── ENTRIES SHOWN

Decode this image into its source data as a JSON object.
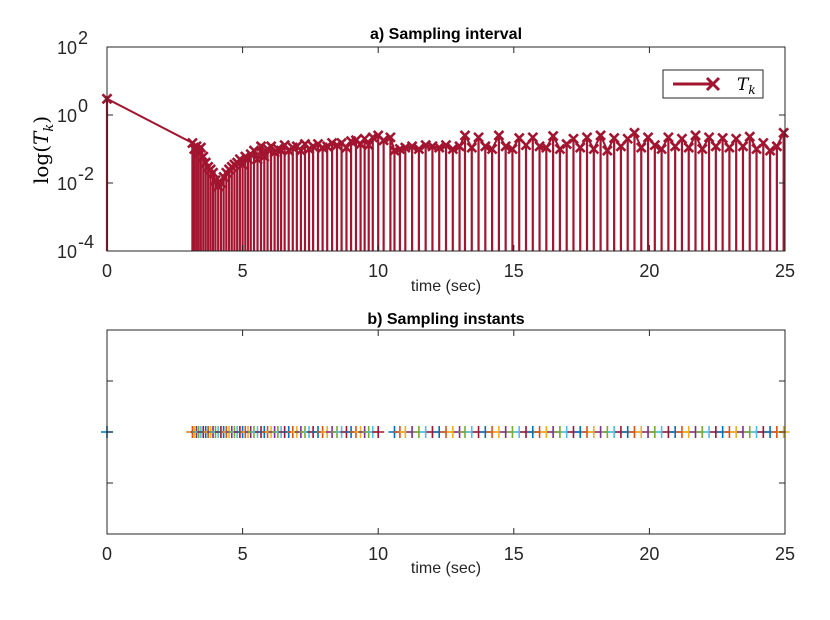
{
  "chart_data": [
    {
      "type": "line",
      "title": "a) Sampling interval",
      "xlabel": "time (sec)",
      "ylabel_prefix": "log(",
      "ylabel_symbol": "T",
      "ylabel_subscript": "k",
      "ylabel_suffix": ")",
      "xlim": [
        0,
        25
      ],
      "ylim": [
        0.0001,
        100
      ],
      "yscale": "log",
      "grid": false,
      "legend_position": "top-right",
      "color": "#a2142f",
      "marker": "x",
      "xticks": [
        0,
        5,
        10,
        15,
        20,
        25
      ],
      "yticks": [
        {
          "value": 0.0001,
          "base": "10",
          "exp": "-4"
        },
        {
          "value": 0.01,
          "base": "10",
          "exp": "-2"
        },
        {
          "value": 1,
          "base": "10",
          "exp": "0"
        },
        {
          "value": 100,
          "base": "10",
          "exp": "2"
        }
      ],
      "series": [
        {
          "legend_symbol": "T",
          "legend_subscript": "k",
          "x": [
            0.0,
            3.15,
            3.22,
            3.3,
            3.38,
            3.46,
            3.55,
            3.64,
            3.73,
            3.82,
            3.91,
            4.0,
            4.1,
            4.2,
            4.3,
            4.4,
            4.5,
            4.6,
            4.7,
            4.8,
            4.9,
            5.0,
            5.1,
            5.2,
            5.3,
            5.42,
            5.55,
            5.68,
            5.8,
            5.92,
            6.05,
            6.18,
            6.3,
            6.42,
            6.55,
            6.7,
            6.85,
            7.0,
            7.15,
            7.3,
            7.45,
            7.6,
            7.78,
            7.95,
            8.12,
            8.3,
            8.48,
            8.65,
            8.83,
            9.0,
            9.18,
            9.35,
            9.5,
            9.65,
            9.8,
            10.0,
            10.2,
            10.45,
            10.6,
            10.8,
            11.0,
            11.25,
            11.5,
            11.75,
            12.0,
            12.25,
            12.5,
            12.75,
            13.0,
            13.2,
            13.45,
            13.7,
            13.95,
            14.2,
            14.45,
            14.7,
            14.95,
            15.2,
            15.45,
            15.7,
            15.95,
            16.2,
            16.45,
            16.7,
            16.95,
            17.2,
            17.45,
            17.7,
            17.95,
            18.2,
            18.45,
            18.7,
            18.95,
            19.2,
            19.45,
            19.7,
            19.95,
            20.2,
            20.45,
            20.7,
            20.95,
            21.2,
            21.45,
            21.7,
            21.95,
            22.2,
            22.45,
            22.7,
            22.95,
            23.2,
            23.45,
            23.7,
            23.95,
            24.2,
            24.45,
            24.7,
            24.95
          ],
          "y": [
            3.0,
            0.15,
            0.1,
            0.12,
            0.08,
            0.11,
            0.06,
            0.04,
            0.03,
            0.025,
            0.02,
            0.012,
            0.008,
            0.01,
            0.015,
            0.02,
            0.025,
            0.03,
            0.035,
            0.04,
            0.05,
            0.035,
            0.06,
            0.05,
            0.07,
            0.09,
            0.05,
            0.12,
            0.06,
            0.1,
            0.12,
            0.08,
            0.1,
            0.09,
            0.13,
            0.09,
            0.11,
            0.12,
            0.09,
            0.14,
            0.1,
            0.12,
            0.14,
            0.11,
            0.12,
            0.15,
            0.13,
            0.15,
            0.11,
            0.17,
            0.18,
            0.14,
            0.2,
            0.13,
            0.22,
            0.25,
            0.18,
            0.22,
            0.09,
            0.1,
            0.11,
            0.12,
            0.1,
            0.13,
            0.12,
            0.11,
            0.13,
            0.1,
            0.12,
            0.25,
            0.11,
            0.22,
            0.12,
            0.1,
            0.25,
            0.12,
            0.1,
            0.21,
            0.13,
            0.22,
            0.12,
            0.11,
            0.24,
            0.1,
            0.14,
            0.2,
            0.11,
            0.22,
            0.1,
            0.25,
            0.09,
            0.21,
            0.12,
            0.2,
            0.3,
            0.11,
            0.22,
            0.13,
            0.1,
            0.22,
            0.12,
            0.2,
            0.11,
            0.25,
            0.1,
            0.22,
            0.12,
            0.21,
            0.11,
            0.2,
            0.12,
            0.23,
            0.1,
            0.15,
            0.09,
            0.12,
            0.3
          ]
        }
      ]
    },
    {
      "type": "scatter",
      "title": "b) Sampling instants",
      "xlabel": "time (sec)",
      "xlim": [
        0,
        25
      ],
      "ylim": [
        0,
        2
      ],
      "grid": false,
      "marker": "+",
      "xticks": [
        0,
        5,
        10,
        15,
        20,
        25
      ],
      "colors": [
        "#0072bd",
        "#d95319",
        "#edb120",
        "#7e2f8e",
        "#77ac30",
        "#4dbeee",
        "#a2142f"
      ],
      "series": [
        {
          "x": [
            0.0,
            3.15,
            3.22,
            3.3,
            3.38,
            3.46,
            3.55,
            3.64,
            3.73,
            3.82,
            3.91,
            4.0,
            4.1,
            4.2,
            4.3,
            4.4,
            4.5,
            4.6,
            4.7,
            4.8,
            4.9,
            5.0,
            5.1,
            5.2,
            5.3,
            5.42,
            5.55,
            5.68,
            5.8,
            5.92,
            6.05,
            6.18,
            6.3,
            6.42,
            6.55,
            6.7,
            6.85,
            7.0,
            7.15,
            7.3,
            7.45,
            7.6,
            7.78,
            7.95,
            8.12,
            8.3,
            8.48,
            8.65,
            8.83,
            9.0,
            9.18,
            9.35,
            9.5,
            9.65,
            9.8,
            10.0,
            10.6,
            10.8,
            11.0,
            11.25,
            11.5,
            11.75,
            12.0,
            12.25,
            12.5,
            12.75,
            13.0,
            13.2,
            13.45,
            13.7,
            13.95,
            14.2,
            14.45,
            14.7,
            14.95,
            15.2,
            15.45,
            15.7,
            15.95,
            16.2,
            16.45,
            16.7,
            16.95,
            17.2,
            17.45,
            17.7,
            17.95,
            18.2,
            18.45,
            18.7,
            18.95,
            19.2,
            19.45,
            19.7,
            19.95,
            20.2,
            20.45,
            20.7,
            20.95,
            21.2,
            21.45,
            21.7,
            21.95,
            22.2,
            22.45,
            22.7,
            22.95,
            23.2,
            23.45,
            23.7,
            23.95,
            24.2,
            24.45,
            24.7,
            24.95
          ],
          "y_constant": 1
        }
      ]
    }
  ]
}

────

AIM OF THE TASK> Copy out every line in the entries above that holds "value".

THE RESULT>
          "value": 0.0001,
          "value": 0.01,
          "value": 1,
          "value": 100,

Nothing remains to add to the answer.